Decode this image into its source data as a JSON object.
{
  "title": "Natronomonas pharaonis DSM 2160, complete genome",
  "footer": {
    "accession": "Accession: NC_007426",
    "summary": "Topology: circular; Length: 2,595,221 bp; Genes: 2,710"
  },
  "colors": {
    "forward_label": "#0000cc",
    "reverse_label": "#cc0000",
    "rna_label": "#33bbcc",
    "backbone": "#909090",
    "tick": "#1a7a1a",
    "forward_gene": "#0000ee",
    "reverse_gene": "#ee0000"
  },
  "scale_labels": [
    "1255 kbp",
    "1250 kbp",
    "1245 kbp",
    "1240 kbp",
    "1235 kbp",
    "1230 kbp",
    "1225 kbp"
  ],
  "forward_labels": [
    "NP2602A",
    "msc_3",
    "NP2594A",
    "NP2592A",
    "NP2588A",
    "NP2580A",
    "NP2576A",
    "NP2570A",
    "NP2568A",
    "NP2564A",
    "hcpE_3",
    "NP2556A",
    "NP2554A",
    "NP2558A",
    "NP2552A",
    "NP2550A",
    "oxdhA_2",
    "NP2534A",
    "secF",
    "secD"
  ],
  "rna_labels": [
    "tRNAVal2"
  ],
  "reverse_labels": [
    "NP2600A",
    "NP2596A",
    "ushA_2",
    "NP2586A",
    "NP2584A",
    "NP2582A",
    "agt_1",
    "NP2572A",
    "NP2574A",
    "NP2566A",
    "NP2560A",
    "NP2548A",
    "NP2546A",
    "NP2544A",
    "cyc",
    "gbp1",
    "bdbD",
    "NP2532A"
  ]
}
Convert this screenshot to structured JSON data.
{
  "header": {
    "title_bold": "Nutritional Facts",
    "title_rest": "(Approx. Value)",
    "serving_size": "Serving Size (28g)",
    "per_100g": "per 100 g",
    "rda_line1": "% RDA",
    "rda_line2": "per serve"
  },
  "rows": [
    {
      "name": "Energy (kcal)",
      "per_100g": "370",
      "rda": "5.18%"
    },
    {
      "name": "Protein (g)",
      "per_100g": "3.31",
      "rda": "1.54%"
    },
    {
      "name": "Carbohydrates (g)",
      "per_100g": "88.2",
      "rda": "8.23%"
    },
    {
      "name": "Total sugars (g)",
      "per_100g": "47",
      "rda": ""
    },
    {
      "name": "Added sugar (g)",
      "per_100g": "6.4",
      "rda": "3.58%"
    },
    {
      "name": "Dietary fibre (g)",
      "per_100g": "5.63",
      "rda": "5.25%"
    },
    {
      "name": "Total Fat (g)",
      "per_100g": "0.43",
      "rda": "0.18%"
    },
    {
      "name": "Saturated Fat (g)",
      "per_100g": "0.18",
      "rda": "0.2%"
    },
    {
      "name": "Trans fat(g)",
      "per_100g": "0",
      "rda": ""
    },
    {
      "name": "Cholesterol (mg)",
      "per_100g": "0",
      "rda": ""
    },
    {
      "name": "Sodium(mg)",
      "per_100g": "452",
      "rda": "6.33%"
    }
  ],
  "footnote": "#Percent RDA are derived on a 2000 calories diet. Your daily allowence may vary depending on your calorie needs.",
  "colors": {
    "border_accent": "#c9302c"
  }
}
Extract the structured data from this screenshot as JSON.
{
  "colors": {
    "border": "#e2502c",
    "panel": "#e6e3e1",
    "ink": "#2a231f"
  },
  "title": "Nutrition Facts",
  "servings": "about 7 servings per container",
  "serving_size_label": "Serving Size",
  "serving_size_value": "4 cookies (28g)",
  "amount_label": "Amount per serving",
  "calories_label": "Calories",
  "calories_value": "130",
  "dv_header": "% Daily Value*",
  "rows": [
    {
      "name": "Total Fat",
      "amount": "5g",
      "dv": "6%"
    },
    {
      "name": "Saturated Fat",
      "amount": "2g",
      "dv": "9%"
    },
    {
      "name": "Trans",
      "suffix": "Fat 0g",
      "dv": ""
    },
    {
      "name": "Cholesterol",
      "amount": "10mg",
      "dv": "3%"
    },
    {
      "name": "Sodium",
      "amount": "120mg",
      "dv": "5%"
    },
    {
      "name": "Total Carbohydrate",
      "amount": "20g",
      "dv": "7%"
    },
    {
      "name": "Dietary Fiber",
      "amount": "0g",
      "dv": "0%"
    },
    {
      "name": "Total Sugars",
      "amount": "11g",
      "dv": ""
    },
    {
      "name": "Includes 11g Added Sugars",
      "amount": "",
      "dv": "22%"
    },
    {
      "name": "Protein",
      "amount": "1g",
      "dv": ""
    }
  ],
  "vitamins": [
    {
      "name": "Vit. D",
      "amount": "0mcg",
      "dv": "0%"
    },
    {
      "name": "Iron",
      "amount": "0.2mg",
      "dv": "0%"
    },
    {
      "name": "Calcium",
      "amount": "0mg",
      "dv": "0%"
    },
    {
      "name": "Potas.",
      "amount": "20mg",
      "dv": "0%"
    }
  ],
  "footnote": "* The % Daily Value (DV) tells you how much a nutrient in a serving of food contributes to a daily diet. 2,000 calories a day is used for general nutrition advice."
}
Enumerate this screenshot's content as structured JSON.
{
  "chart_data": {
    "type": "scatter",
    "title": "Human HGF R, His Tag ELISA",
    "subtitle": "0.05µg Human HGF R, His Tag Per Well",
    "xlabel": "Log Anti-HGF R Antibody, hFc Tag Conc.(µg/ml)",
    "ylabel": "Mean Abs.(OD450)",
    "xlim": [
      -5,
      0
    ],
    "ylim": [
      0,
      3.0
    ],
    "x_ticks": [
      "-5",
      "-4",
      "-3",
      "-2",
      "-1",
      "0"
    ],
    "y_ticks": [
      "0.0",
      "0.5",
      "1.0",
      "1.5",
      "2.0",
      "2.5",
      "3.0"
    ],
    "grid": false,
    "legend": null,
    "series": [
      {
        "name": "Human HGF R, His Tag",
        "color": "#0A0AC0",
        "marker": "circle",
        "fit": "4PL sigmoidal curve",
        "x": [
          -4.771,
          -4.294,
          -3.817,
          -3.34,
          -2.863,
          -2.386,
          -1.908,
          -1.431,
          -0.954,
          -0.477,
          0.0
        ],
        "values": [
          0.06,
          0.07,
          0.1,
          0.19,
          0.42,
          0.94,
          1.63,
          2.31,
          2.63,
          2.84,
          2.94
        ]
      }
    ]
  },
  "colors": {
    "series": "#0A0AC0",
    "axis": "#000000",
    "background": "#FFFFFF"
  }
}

········

TASK DETAILS - An exact repetition of the data above is all that is needed.

RESPONSE BELOW -
Decode this image into its source data as a JSON object.
{
  "title": "Natronomonas pharaonis DSM 2160, complete genome",
  "footer": {
    "accession": "Accession: NC_007426",
    "summary": "Topology: circular; Length: 2,595,221 bp; Genes: 2,710"
  },
  "colors": {
    "forward_label": "#0000cc",
    "reverse_label": "#cc0000",
    "rna_label": "#33bbcc",
    "backbone": "#909090",
    "tick": "#1a7a1a",
    "forward_gene": "#0000ee",
    "reverse_gene": "#ee0000"
  },
  "scale_labels": [
    "1255 kbp",
    "1250 kbp",
    "1245 kbp",
    "1240 kbp",
    "1235 kbp",
    "1230 kbp",
    "1225 kbp"
  ],
  "forward_labels": [
    "NP2602A",
    "msc_3",
    "NP2594A",
    "NP2592A",
    "NP2588A",
    "NP2580A",
    "NP2576A",
    "NP2570A",
    "NP2568A",
    "NP2564A",
    "hcpE_3",
    "NP2556A",
    "NP2554A",
    "NP2558A",
    "NP2552A",
    "NP2550A",
    "oxdhA_2",
    "NP2534A",
    "secF",
    "secD"
  ],
  "rna_labels": [
    "tRNAVal2"
  ],
  "reverse_labels": [
    "NP2600A",
    "NP2596A",
    "ushA_2",
    "NP2586A",
    "NP2584A",
    "NP2582A",
    "agt_1",
    "NP2572A",
    "NP2574A",
    "NP2566A",
    "NP2560A",
    "NP2548A",
    "NP2546A",
    "NP2544A",
    "cyc",
    "gbp1",
    "bdbD",
    "NP2532A"
  ]
}
Convert this screenshot to structured JSON data.
{
  "header": {
    "title_bold": "Nutritional Facts",
    "title_rest": "(Approx. Value)",
    "serving_size": "Serving Size (28g)",
    "per_100g": "per 100 g",
    "rda_line1": "% RDA",
    "rda_line2": "per serve"
  },
  "rows": [
    {
      "name": "Energy (kcal)",
      "per_100g": "370",
      "rda": "5.18%"
    },
    {
      "name": "Protein (g)",
      "per_100g": "3.31",
      "rda": "1.54%"
    },
    {
      "name": "Carbohydrates (g)",
      "per_100g": "88.2",
      "rda": "8.23%"
    },
    {
      "name": "Total sugars (g)",
      "per_100g": "47",
      "rda": ""
    },
    {
      "name": "Added sugar (g)",
      "per_100g": "6.4",
      "rda": "3.58%"
    },
    {
      "name": "Dietary fibre (g)",
      "per_100g": "5.63",
      "rda": "5.25%"
    },
    {
      "name": "Total Fat (g)",
      "per_100g": "0.43",
      "rda": "0.18%"
    },
    {
      "name": "Saturated Fat (g)",
      "per_100g": "0.18",
      "rda": "0.2%"
    },
    {
      "name": "Trans fat(g)",
      "per_100g": "0",
      "rda": ""
    },
    {
      "name": "Cholesterol (mg)",
      "per_100g": "0",
      "rda": ""
    },
    {
      "name": "Sodium(mg)",
      "per_100g": "452",
      "rda": "6.33%"
    }
  ],
  "footnote": "#Percent RDA are derived on a 2000 calories diet. Your daily allowence may vary depending on your calorie needs.",
  "colors": {
    "border_accent": "#c9302c"
  }
}
Extract the structured data from this screenshot as JSON.
{
  "colors": {
    "border": "#e2502c",
    "panel": "#e6e3e1",
    "ink": "#2a231f"
  },
  "title": "Nutrition Facts",
  "servings": "about 7 servings per container",
  "serving_size_label": "Serving Size",
  "serving_size_value": "4 cookies (28g)",
  "amount_label": "Amount per serving",
  "calories_label": "Calories",
  "calories_value": "130",
  "dv_header": "% Daily Value*",
  "rows": [
    {
      "name": "Total Fat",
      "amount": "5g",
      "dv": "6%"
    },
    {
      "name": "Saturated Fat",
      "amount": "2g",
      "dv": "9%"
    },
    {
      "name": "Trans",
      "suffix": "Fat 0g",
      "dv": ""
    },
    {
      "name": "Cholesterol",
      "amount": "10mg",
      "dv": "3%"
    },
    {
      "name": "Sodium",
      "amount": "120mg",
      "dv": "5%"
    },
    {
      "name": "Total Carbohydrate",
      "amount": "20g",
      "dv": "7%"
    },
    {
      "name": "Dietary Fiber",
      "amount": "0g",
      "dv": "0%"
    },
    {
      "name": "Total Sugars",
      "amount": "11g",
      "dv": ""
    },
    {
      "name": "Includes 11g Added Sugars",
      "amount": "",
      "dv": "22%"
    },
    {
      "name": "Protein",
      "amount": "1g",
      "dv": ""
    }
  ],
  "vitamins": [
    {
      "name": "Vit. D",
      "amount": "0mcg",
      "dv": "0%"
    },
    {
      "name": "Iron",
      "amount": "0.2mg",
      "dv": "0%"
    },
    {
      "name": "Calcium",
      "amount": "0mg",
      "dv": "0%"
    },
    {
      "name": "Potas.",
      "amount": "20mg",
      "dv": "0%"
    }
  ],
  "footnote": "* The % Daily Value (DV) tells you how much a nutrient in a serving of food contributes to a daily diet. 2,000 calories a day is used for general nutrition advice."
}
Enumerate this screenshot's content as structured JSON.
{
  "chart_data": {
    "type": "scatter",
    "title": "Human HGF R, His Tag ELISA",
    "subtitle": "0.05µg Human HGF R, His Tag Per Well",
    "xlabel": "Log Anti-HGF R Antibody, hFc Tag Conc.(µg/ml)",
    "ylabel": "Mean Abs.(OD450)",
    "xlim": [
      -5,
      0
    ],
    "ylim": [
      0,
      3.0
    ],
    "x_ticks": [
      "-5",
      "-4",
      "-3",
      "-2",
      "-1",
      "0"
    ],
    "y_ticks": [
      "0.0",
      "0.5",
      "1.0",
      "1.5",
      "2.0",
      "2.5",
      "3.0"
    ],
    "grid": false,
    "legend": null,
    "series": [
      {
        "name": "Human HGF R, His Tag",
        "color": "#0A0AC0",
        "marker": "circle",
        "fit": "4PL sigmoidal curve",
        "x": [
          -4.771,
          -4.294,
          -3.817,
          -3.34,
          -2.863,
          -2.386,
          -1.908,
          -1.431,
          -0.954,
          -0.477,
          0.0
        ],
        "values": [
          0.06,
          0.07,
          0.1,
          0.19,
          0.42,
          0.94,
          1.63,
          2.31,
          2.63,
          2.84,
          2.94
        ]
      }
    ]
  },
  "colors": {
    "series": "#0A0AC0",
    "axis": "#000000",
    "background": "#FFFFFF"
  }
}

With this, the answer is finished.